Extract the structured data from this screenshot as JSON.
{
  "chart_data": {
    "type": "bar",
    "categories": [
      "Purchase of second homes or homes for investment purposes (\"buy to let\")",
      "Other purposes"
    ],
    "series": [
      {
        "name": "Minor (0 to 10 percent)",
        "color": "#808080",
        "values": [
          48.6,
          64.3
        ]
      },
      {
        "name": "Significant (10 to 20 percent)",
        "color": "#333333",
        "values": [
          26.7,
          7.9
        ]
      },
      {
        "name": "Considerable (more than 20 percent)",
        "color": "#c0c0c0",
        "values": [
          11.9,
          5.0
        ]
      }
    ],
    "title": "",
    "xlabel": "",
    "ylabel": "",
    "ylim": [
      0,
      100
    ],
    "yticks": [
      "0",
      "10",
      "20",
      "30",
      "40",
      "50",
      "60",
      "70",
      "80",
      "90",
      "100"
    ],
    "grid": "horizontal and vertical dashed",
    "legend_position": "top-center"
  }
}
-=-=-
CHALLENGE.
Return the entries above exactly, each one complete.

ANSWER TO THIS TASK.
Extract the structured data from this screenshot as JSON.
{
  "chart_data": {
    "type": "bar",
    "categories": [
      "Purchase of second homes or homes for investment purposes (\"buy to let\")",
      "Other purposes"
    ],
    "series": [
      {
        "name": "Minor (0 to 10 percent)",
        "color": "#808080",
        "values": [
          48.6,
          64.3
        ]
      },
      {
        "name": "Significant (10 to 20 percent)",
        "color": "#333333",
        "values": [
          26.7,
          7.9
        ]
      },
      {
        "name": "Considerable (more than 20 percent)",
        "color": "#c0c0c0",
        "values": [
          11.9,
          5.0
        ]
      }
    ],
    "title": "",
    "xlabel": "",
    "ylabel": "",
    "ylim": [
      0,
      100
    ],
    "yticks": [
      "0",
      "10",
      "20",
      "30",
      "40",
      "50",
      "60",
      "70",
      "80",
      "90",
      "100"
    ],
    "grid": "horizontal and vertical dashed",
    "legend_position": "top-center"
  }
}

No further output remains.